[Excerpts from a figure dataset]
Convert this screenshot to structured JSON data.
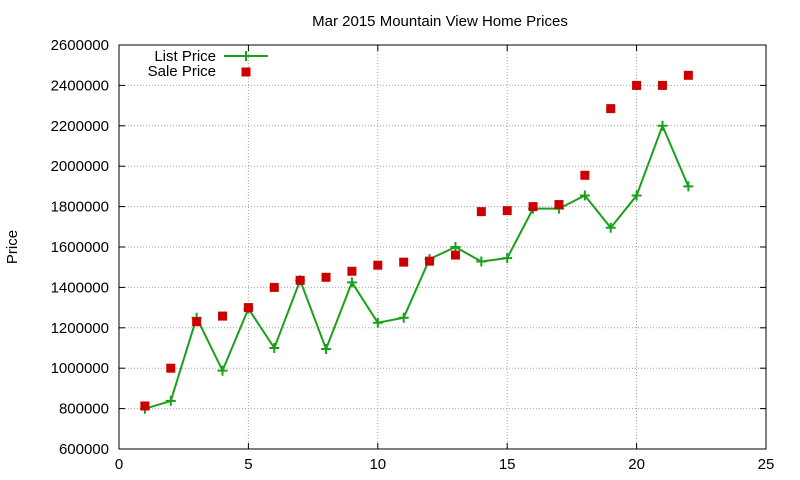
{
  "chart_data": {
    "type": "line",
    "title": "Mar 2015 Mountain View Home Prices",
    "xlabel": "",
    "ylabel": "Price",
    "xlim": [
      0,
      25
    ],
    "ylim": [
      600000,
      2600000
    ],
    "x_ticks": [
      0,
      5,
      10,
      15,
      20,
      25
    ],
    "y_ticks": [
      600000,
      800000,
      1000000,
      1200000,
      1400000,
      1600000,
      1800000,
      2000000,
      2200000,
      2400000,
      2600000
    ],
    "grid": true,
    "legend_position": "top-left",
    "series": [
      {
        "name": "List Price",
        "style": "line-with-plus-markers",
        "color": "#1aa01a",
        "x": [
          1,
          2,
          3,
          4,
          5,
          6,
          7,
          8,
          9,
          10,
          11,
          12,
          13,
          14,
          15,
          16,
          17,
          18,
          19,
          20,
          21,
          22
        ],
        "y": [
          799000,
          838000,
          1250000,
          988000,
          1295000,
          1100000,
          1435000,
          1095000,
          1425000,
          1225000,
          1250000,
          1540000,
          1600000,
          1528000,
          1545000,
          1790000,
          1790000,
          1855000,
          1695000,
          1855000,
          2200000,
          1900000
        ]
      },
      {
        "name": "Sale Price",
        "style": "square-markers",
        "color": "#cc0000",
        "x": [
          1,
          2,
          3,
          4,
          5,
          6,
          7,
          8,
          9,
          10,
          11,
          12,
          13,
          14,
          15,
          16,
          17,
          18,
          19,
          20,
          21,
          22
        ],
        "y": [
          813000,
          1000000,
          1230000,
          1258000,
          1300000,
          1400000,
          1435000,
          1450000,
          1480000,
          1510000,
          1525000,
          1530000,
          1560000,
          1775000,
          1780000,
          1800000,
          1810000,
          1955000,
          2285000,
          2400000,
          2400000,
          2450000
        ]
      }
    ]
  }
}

▸ **WHAT YOU HAVE TO DO**
Reproduce every record word for word. The copy must contain no pictures.

▸ **CORRECT RESULT**
Convert this screenshot to structured JSON data.
{
  "chart_data": {
    "type": "line",
    "title": "Mar 2015 Mountain View Home Prices",
    "xlabel": "",
    "ylabel": "Price",
    "xlim": [
      0,
      25
    ],
    "ylim": [
      600000,
      2600000
    ],
    "x_ticks": [
      0,
      5,
      10,
      15,
      20,
      25
    ],
    "y_ticks": [
      600000,
      800000,
      1000000,
      1200000,
      1400000,
      1600000,
      1800000,
      2000000,
      2200000,
      2400000,
      2600000
    ],
    "grid": true,
    "legend_position": "top-left",
    "series": [
      {
        "name": "List Price",
        "style": "line-with-plus-markers",
        "color": "#1aa01a",
        "x": [
          1,
          2,
          3,
          4,
          5,
          6,
          7,
          8,
          9,
          10,
          11,
          12,
          13,
          14,
          15,
          16,
          17,
          18,
          19,
          20,
          21,
          22
        ],
        "y": [
          799000,
          838000,
          1250000,
          988000,
          1295000,
          1100000,
          1435000,
          1095000,
          1425000,
          1225000,
          1250000,
          1540000,
          1600000,
          1528000,
          1545000,
          1790000,
          1790000,
          1855000,
          1695000,
          1855000,
          2200000,
          1900000
        ]
      },
      {
        "name": "Sale Price",
        "style": "square-markers",
        "color": "#cc0000",
        "x": [
          1,
          2,
          3,
          4,
          5,
          6,
          7,
          8,
          9,
          10,
          11,
          12,
          13,
          14,
          15,
          16,
          17,
          18,
          19,
          20,
          21,
          22
        ],
        "y": [
          813000,
          1000000,
          1230000,
          1258000,
          1300000,
          1400000,
          1435000,
          1450000,
          1480000,
          1510000,
          1525000,
          1530000,
          1560000,
          1775000,
          1780000,
          1800000,
          1810000,
          1955000,
          2285000,
          2400000,
          2400000,
          2450000
        ]
      }
    ]
  }
}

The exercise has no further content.